--- start Data in this exercise ---

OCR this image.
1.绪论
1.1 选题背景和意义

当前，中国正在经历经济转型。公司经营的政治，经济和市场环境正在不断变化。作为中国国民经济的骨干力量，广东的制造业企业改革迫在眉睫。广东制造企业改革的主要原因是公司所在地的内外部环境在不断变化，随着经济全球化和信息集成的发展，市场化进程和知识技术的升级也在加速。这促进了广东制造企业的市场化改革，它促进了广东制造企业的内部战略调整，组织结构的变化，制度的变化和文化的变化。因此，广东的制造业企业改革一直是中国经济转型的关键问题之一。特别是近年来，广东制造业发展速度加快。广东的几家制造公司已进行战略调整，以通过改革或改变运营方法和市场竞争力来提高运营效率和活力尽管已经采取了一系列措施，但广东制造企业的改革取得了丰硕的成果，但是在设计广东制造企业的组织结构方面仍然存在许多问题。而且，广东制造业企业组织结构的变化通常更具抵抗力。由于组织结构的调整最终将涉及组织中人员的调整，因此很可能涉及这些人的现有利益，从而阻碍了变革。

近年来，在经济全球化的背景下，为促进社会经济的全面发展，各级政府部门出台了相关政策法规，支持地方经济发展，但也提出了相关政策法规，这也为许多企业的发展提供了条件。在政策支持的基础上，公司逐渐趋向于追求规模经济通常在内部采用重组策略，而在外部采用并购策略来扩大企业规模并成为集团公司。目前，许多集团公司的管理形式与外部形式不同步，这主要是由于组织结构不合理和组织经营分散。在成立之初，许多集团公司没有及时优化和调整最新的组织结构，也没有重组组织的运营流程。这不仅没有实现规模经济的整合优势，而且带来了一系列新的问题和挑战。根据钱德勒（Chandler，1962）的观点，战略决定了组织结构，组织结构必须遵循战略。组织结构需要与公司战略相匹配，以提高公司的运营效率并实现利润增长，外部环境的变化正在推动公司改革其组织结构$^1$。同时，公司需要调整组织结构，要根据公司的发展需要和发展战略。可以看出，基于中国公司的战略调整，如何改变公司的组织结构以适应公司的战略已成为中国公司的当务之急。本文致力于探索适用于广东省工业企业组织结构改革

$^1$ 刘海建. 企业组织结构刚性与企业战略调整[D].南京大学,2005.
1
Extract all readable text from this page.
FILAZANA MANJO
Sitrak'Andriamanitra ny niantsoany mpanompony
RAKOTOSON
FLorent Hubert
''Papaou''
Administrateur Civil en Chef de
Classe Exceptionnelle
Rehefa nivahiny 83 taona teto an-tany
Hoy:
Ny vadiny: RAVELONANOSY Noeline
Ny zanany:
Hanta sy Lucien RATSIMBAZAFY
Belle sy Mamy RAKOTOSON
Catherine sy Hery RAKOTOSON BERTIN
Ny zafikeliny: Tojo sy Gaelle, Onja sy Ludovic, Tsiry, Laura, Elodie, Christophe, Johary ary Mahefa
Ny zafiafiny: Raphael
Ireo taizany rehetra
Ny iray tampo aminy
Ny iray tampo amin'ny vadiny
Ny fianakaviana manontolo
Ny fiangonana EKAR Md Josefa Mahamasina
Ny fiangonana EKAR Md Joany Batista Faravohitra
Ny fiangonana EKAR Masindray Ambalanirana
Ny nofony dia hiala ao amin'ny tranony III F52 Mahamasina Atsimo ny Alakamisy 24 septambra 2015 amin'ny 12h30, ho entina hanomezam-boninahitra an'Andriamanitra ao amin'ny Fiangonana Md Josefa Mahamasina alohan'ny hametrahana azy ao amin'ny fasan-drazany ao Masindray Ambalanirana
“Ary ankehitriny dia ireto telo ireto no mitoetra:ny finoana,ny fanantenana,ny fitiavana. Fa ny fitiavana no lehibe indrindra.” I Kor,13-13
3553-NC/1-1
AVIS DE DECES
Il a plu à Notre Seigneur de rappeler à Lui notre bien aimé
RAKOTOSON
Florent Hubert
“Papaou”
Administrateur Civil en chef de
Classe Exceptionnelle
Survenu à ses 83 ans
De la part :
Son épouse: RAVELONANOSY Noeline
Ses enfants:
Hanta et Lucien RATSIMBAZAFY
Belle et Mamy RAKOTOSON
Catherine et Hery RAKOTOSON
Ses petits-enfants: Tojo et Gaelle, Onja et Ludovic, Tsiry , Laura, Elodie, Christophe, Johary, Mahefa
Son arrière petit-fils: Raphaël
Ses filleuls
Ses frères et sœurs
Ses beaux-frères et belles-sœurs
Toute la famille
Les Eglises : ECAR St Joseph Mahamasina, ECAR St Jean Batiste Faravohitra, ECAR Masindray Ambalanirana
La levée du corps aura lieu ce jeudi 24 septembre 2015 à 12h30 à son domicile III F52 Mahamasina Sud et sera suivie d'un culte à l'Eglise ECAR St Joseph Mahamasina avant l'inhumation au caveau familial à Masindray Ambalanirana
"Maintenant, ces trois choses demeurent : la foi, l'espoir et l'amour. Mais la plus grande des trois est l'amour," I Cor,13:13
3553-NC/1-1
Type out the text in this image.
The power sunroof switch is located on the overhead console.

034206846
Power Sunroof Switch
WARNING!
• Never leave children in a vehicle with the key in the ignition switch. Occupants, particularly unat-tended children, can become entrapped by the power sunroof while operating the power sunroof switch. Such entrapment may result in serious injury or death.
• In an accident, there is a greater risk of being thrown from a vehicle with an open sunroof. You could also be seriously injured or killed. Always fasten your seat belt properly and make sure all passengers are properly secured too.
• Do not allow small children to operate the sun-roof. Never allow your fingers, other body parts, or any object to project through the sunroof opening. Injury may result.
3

--- end Data in this exercise ---

* _Exercise task_
Print out the whole listing exactly as it appears.

* _Response to the exercise_
OCR this image.
1.绪论
1.1 选题背景和意义

当前，中国正在经历经济转型。公司经营的政治，经济和市场环境正在不断变化。作为中国国民经济的骨干力量，广东的制造业企业改革迫在眉睫。广东制造企业改革的主要原因是公司所在地的内外部环境在不断变化，随着经济全球化和信息集成的发展，市场化进程和知识技术的升级也在加速。这促进了广东制造企业的市场化改革，它促进了广东制造企业的内部战略调整，组织结构的变化，制度的变化和文化的变化。因此，广东的制造业企业改革一直是中国经济转型的关键问题之一。特别是近年来，广东制造业发展速度加快。广东的几家制造公司已进行战略调整，以通过改革或改变运营方法和市场竞争力来提高运营效率和活力尽管已经采取了一系列措施，但广东制造企业的改革取得了丰硕的成果，但是在设计广东制造企业的组织结构方面仍然存在许多问题。而且，广东制造业企业组织结构的变化通常更具抵抗力。由于组织结构的调整最终将涉及组织中人员的调整，因此很可能涉及这些人的现有利益，从而阻碍了变革。

近年来，在经济全球化的背景下，为促进社会经济的全面发展，各级政府部门出台了相关政策法规，支持地方经济发展，但也提出了相关政策法规，这也为许多企业的发展提供了条件。在政策支持的基础上，公司逐渐趋向于追求规模经济通常在内部采用重组策略，而在外部采用并购策略来扩大企业规模并成为集团公司。目前，许多集团公司的管理形式与外部形式不同步，这主要是由于组织结构不合理和组织经营分散。在成立之初，许多集团公司没有及时优化和调整最新的组织结构，也没有重组组织的运营流程。这不仅没有实现规模经济的整合优势，而且带来了一系列新的问题和挑战。根据钱德勒（Chandler，1962）的观点，战略决定了组织结构，组织结构必须遵循战略。组织结构需要与公司战略相匹配，以提高公司的运营效率并实现利润增长，外部环境的变化正在推动公司改革其组织结构$^1$。同时，公司需要调整组织结构，要根据公司的发展需要和发展战略。可以看出，基于中国公司的战略调整，如何改变公司的组织结构以适应公司的战略已成为中国公司的当务之急。本文致力于探索适用于广东省工业企业组织结构改革

$^1$ 刘海建. 企业组织结构刚性与企业战略调整[D].南京大学,2005.
1
Extract all readable text from this page.
FILAZANA MANJO
Sitrak'Andriamanitra ny niantsoany mpanompony
RAKOTOSON
FLorent Hubert
''Papaou''
Administrateur Civil en Chef de
Classe Exceptionnelle
Rehefa nivahiny 83 taona teto an-tany
Hoy:
Ny vadiny: RAVELONANOSY Noeline
Ny zanany:
Hanta sy Lucien RATSIMBAZAFY
Belle sy Mamy RAKOTOSON
Catherine sy Hery RAKOTOSON BERTIN
Ny zafikeliny: Tojo sy Gaelle, Onja sy Ludovic, Tsiry, Laura, Elodie, Christophe, Johary ary Mahefa
Ny zafiafiny: Raphael
Ireo taizany rehetra
Ny iray tampo aminy
Ny iray tampo amin'ny vadiny
Ny fianakaviana manontolo
Ny fiangonana EKAR Md Josefa Mahamasina
Ny fiangonana EKAR Md Joany Batista Faravohitra
Ny fiangonana EKAR Masindray Ambalanirana
Ny nofony dia hiala ao amin'ny tranony III F52 Mahamasina Atsimo ny Alakamisy 24 septambra 2015 amin'ny 12h30, ho entina hanomezam-boninahitra an'Andriamanitra ao amin'ny Fiangonana Md Josefa Mahamasina alohan'ny hametrahana azy ao amin'ny fasan-drazany ao Masindray Ambalanirana
“Ary ankehitriny dia ireto telo ireto no mitoetra:ny finoana,ny fanantenana,ny fitiavana. Fa ny fitiavana no lehibe indrindra.” I Kor,13-13
3553-NC/1-1
AVIS DE DECES
Il a plu à Notre Seigneur de rappeler à Lui notre bien aimé
RAKOTOSON
Florent Hubert
“Papaou”
Administrateur Civil en chef de
Classe Exceptionnelle
Survenu à ses 83 ans
De la part :
Son épouse: RAVELONANOSY Noeline
Ses enfants:
Hanta et Lucien RATSIMBAZAFY
Belle et Mamy RAKOTOSON
Catherine et Hery RAKOTOSON
Ses petits-enfants: Tojo et Gaelle, Onja et Ludovic, Tsiry , Laura, Elodie, Christophe, Johary, Mahefa
Son arrière petit-fils: Raphaël
Ses filleuls
Ses frères et sœurs
Ses beaux-frères et belles-sœurs
Toute la famille
Les Eglises : ECAR St Joseph Mahamasina, ECAR St Jean Batiste Faravohitra, ECAR Masindray Ambalanirana
La levée du corps aura lieu ce jeudi 24 septembre 2015 à 12h30 à son domicile III F52 Mahamasina Sud et sera suivie d'un culte à l'Eglise ECAR St Joseph Mahamasina avant l'inhumation au caveau familial à Masindray Ambalanirana
"Maintenant, ces trois choses demeurent : la foi, l'espoir et l'amour. Mais la plus grande des trois est l'amour," I Cor,13:13
3553-NC/1-1
Type out the text in this image.
The power sunroof switch is located on the overhead console.

034206846
Power Sunroof Switch
WARNING!
• Never leave children in a vehicle with the key in the ignition switch. Occupants, particularly unat-tended children, can become entrapped by the power sunroof while operating the power sunroof switch. Such entrapment may result in serious injury or death.
• In an accident, there is a greater risk of being thrown from a vehicle with an open sunroof. You could also be seriously injured or killed. Always fasten your seat belt properly and make sure all passengers are properly secured too.
• Do not allow small children to operate the sun-roof. Never allow your fingers, other body parts, or any object to project through the sunroof opening. Injury may result.
3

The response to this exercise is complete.